TASK DESCRIPTION
Transcribe all of the records precisely as they are presented.

EXERCISE DATA
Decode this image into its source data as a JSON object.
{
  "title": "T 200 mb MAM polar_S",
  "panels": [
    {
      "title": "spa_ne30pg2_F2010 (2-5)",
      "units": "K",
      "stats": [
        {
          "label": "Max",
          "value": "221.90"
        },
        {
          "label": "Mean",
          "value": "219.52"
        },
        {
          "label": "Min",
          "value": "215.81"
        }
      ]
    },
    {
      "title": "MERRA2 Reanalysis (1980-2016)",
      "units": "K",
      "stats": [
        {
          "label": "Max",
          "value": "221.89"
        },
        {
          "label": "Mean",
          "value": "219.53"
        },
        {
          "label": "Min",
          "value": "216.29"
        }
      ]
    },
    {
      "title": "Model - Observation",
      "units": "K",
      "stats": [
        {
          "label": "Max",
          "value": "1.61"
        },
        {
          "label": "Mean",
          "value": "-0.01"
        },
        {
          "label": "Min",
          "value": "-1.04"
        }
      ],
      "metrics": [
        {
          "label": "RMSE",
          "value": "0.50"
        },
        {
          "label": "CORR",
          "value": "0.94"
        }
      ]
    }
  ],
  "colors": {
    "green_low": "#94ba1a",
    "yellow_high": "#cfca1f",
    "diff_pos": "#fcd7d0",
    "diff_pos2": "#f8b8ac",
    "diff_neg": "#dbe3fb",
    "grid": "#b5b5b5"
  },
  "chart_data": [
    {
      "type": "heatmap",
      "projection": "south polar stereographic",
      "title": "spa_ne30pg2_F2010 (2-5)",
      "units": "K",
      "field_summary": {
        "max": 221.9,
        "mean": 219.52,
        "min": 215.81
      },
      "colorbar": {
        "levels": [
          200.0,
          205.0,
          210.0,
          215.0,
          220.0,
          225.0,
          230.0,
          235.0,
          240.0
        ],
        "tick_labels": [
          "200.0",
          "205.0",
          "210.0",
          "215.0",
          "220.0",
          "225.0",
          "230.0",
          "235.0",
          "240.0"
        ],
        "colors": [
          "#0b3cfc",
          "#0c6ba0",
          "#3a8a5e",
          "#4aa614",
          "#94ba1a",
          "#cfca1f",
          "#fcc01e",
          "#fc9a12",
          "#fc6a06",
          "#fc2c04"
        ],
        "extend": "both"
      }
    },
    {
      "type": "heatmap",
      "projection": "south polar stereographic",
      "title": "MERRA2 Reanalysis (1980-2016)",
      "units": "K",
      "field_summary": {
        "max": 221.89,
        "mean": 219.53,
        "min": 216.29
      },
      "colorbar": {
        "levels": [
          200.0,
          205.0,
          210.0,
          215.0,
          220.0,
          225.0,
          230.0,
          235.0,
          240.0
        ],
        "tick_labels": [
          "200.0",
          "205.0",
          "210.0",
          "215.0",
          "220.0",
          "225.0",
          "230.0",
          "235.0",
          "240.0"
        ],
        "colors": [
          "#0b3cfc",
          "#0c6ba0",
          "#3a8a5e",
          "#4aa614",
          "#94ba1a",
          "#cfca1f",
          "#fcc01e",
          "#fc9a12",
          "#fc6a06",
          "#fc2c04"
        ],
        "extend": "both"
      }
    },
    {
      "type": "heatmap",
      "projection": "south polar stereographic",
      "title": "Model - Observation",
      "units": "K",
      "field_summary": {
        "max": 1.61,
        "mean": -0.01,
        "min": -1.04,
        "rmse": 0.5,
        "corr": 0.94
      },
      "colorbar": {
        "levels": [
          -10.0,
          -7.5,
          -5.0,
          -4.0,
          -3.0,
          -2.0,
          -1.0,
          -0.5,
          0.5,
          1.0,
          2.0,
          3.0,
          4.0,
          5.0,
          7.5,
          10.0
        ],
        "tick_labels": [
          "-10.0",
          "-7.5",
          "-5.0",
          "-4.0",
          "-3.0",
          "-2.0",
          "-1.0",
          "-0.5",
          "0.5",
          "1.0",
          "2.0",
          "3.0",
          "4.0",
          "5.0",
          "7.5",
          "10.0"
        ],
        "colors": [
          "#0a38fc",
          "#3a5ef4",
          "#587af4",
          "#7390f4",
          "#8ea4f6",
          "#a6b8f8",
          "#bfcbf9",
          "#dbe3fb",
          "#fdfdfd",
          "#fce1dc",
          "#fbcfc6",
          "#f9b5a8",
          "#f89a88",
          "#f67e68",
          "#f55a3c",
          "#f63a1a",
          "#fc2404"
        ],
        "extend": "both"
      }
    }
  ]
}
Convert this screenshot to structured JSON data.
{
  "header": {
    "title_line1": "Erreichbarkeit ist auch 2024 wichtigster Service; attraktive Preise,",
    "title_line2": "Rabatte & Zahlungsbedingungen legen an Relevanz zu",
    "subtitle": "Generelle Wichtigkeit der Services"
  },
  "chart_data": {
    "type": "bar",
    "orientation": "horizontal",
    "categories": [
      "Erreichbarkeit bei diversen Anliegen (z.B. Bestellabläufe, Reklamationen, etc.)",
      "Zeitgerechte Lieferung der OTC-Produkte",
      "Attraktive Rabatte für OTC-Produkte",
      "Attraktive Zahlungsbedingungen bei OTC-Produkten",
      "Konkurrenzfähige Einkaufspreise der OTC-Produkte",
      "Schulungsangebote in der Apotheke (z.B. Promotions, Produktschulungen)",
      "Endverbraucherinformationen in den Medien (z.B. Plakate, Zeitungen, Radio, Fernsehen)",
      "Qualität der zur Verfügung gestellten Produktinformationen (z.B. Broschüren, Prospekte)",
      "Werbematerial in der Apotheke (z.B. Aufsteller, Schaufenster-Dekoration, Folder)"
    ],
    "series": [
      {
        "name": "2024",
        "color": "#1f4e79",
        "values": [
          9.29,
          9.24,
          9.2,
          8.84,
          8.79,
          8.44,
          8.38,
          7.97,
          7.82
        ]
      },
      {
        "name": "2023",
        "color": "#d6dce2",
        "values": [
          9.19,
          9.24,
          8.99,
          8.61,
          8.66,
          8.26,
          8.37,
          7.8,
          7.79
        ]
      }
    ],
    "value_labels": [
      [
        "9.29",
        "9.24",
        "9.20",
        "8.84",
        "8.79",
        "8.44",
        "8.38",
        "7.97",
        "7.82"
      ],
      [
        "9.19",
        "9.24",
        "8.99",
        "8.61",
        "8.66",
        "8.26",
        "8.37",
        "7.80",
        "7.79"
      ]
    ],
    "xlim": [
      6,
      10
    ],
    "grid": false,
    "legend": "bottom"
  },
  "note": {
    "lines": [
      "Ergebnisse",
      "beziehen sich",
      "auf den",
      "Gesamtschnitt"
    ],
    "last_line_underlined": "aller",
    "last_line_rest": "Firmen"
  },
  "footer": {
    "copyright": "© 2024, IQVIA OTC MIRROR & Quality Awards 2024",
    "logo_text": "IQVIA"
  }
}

PROBLEM SOLUTION
Decode this image into its source data as a JSON object.
{
  "title": "T 200 mb MAM polar_S",
  "panels": [
    {
      "title": "spa_ne30pg2_F2010 (2-5)",
      "units": "K",
      "stats": [
        {
          "label": "Max",
          "value": "221.90"
        },
        {
          "label": "Mean",
          "value": "219.52"
        },
        {
          "label": "Min",
          "value": "215.81"
        }
      ]
    },
    {
      "title": "MERRA2 Reanalysis (1980-2016)",
      "units": "K",
      "stats": [
        {
          "label": "Max",
          "value": "221.89"
        },
        {
          "label": "Mean",
          "value": "219.53"
        },
        {
          "label": "Min",
          "value": "216.29"
        }
      ]
    },
    {
      "title": "Model - Observation",
      "units": "K",
      "stats": [
        {
          "label": "Max",
          "value": "1.61"
        },
        {
          "label": "Mean",
          "value": "-0.01"
        },
        {
          "label": "Min",
          "value": "-1.04"
        }
      ],
      "metrics": [
        {
          "label": "RMSE",
          "value": "0.50"
        },
        {
          "label": "CORR",
          "value": "0.94"
        }
      ]
    }
  ],
  "colors": {
    "green_low": "#94ba1a",
    "yellow_high": "#cfca1f",
    "diff_pos": "#fcd7d0",
    "diff_pos2": "#f8b8ac",
    "diff_neg": "#dbe3fb",
    "grid": "#b5b5b5"
  },
  "chart_data": [
    {
      "type": "heatmap",
      "projection": "south polar stereographic",
      "title": "spa_ne30pg2_F2010 (2-5)",
      "units": "K",
      "field_summary": {
        "max": 221.9,
        "mean": 219.52,
        "min": 215.81
      },
      "colorbar": {
        "levels": [
          200.0,
          205.0,
          210.0,
          215.0,
          220.0,
          225.0,
          230.0,
          235.0,
          240.0
        ],
        "tick_labels": [
          "200.0",
          "205.0",
          "210.0",
          "215.0",
          "220.0",
          "225.0",
          "230.0",
          "235.0",
          "240.0"
        ],
        "colors": [
          "#0b3cfc",
          "#0c6ba0",
          "#3a8a5e",
          "#4aa614",
          "#94ba1a",
          "#cfca1f",
          "#fcc01e",
          "#fc9a12",
          "#fc6a06",
          "#fc2c04"
        ],
        "extend": "both"
      }
    },
    {
      "type": "heatmap",
      "projection": "south polar stereographic",
      "title": "MERRA2 Reanalysis (1980-2016)",
      "units": "K",
      "field_summary": {
        "max": 221.89,
        "mean": 219.53,
        "min": 216.29
      },
      "colorbar": {
        "levels": [
          200.0,
          205.0,
          210.0,
          215.0,
          220.0,
          225.0,
          230.0,
          235.0,
          240.0
        ],
        "tick_labels": [
          "200.0",
          "205.0",
          "210.0",
          "215.0",
          "220.0",
          "225.0",
          "230.0",
          "235.0",
          "240.0"
        ],
        "colors": [
          "#0b3cfc",
          "#0c6ba0",
          "#3a8a5e",
          "#4aa614",
          "#94ba1a",
          "#cfca1f",
          "#fcc01e",
          "#fc9a12",
          "#fc6a06",
          "#fc2c04"
        ],
        "extend": "both"
      }
    },
    {
      "type": "heatmap",
      "projection": "south polar stereographic",
      "title": "Model - Observation",
      "units": "K",
      "field_summary": {
        "max": 1.61,
        "mean": -0.01,
        "min": -1.04,
        "rmse": 0.5,
        "corr": 0.94
      },
      "colorbar": {
        "levels": [
          -10.0,
          -7.5,
          -5.0,
          -4.0,
          -3.0,
          -2.0,
          -1.0,
          -0.5,
          0.5,
          1.0,
          2.0,
          3.0,
          4.0,
          5.0,
          7.5,
          10.0
        ],
        "tick_labels": [
          "-10.0",
          "-7.5",
          "-5.0",
          "-4.0",
          "-3.0",
          "-2.0",
          "-1.0",
          "-0.5",
          "0.5",
          "1.0",
          "2.0",
          "3.0",
          "4.0",
          "5.0",
          "7.5",
          "10.0"
        ],
        "colors": [
          "#0a38fc",
          "#3a5ef4",
          "#587af4",
          "#7390f4",
          "#8ea4f6",
          "#a6b8f8",
          "#bfcbf9",
          "#dbe3fb",
          "#fdfdfd",
          "#fce1dc",
          "#fbcfc6",
          "#f9b5a8",
          "#f89a88",
          "#f67e68",
          "#f55a3c",
          "#f63a1a",
          "#fc2404"
        ],
        "extend": "both"
      }
    }
  ]
}
Convert this screenshot to structured JSON data.
{
  "header": {
    "title_line1": "Erreichbarkeit ist auch 2024 wichtigster Service; attraktive Preise,",
    "title_line2": "Rabatte & Zahlungsbedingungen legen an Relevanz zu",
    "subtitle": "Generelle Wichtigkeit der Services"
  },
  "chart_data": {
    "type": "bar",
    "orientation": "horizontal",
    "categories": [
      "Erreichbarkeit bei diversen Anliegen (z.B. Bestellabläufe, Reklamationen, etc.)",
      "Zeitgerechte Lieferung der OTC-Produkte",
      "Attraktive Rabatte für OTC-Produkte",
      "Attraktive Zahlungsbedingungen bei OTC-Produkten",
      "Konkurrenzfähige Einkaufspreise der OTC-Produkte",
      "Schulungsangebote in der Apotheke (z.B. Promotions, Produktschulungen)",
      "Endverbraucherinformationen in den Medien (z.B. Plakate, Zeitungen, Radio, Fernsehen)",
      "Qualität der zur Verfügung gestellten Produktinformationen (z.B. Broschüren, Prospekte)",
      "Werbematerial in der Apotheke (z.B. Aufsteller, Schaufenster-Dekoration, Folder)"
    ],
    "series": [
      {
        "name": "2024",
        "color": "#1f4e79",
        "values": [
          9.29,
          9.24,
          9.2,
          8.84,
          8.79,
          8.44,
          8.38,
          7.97,
          7.82
        ]
      },
      {
        "name": "2023",
        "color": "#d6dce2",
        "values": [
          9.19,
          9.24,
          8.99,
          8.61,
          8.66,
          8.26,
          8.37,
          7.8,
          7.79
        ]
      }
    ],
    "value_labels": [
      [
        "9.29",
        "9.24",
        "9.20",
        "8.84",
        "8.79",
        "8.44",
        "8.38",
        "7.97",
        "7.82"
      ],
      [
        "9.19",
        "9.24",
        "8.99",
        "8.61",
        "8.66",
        "8.26",
        "8.37",
        "7.80",
        "7.79"
      ]
    ],
    "xlim": [
      6,
      10
    ],
    "grid": false,
    "legend": "bottom"
  },
  "note": {
    "lines": [
      "Ergebnisse",
      "beziehen sich",
      "auf den",
      "Gesamtschnitt"
    ],
    "last_line_underlined": "aller",
    "last_line_rest": "Firmen"
  },
  "footer": {
    "copyright": "© 2024, IQVIA OTC MIRROR & Quality Awards 2024",
    "logo_text": "IQVIA"
  }
}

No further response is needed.